### Task goal
Output the data below in full, byte for byte. Nothing may differ.

### Data provided
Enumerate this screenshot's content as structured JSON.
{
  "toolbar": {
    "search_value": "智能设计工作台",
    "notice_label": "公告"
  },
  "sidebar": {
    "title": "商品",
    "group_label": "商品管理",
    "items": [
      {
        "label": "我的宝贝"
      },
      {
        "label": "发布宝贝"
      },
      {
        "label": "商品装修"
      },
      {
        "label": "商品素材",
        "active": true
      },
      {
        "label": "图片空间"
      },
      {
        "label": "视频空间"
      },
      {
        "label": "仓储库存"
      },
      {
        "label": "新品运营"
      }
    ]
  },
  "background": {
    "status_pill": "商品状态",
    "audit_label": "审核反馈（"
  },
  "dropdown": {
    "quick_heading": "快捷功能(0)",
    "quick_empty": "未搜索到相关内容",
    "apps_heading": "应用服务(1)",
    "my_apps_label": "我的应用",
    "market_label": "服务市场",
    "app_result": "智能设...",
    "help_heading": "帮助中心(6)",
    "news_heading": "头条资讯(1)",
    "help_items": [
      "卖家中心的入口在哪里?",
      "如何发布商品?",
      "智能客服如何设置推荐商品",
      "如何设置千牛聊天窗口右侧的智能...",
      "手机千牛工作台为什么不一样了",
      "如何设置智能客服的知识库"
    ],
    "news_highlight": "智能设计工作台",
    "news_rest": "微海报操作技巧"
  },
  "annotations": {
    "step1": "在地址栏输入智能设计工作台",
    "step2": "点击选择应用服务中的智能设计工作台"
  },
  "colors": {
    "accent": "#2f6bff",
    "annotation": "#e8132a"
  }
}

### Answer to the exercise
Enumerate this screenshot's content as structured JSON.
{
  "toolbar": {
    "search_value": "智能设计工作台",
    "notice_label": "公告"
  },
  "sidebar": {
    "title": "商品",
    "group_label": "商品管理",
    "items": [
      {
        "label": "我的宝贝"
      },
      {
        "label": "发布宝贝"
      },
      {
        "label": "商品装修"
      },
      {
        "label": "商品素材",
        "active": true
      },
      {
        "label": "图片空间"
      },
      {
        "label": "视频空间"
      },
      {
        "label": "仓储库存"
      },
      {
        "label": "新品运营"
      }
    ]
  },
  "background": {
    "status_pill": "商品状态",
    "audit_label": "审核反馈（"
  },
  "dropdown": {
    "quick_heading": "快捷功能(0)",
    "quick_empty": "未搜索到相关内容",
    "apps_heading": "应用服务(1)",
    "my_apps_label": "我的应用",
    "market_label": "服务市场",
    "app_result": "智能设...",
    "help_heading": "帮助中心(6)",
    "news_heading": "头条资讯(1)",
    "help_items": [
      "卖家中心的入口在哪里?",
      "如何发布商品?",
      "智能客服如何设置推荐商品",
      "如何设置千牛聊天窗口右侧的智能...",
      "手机千牛工作台为什么不一样了",
      "如何设置智能客服的知识库"
    ],
    "news_highlight": "智能设计工作台",
    "news_rest": "微海报操作技巧"
  },
  "annotations": {
    "step1": "在地址栏输入智能设计工作台",
    "step2": "点击选择应用服务中的智能设计工作台"
  },
  "colors": {
    "accent": "#2f6bff",
    "annotation": "#e8132a"
  }
}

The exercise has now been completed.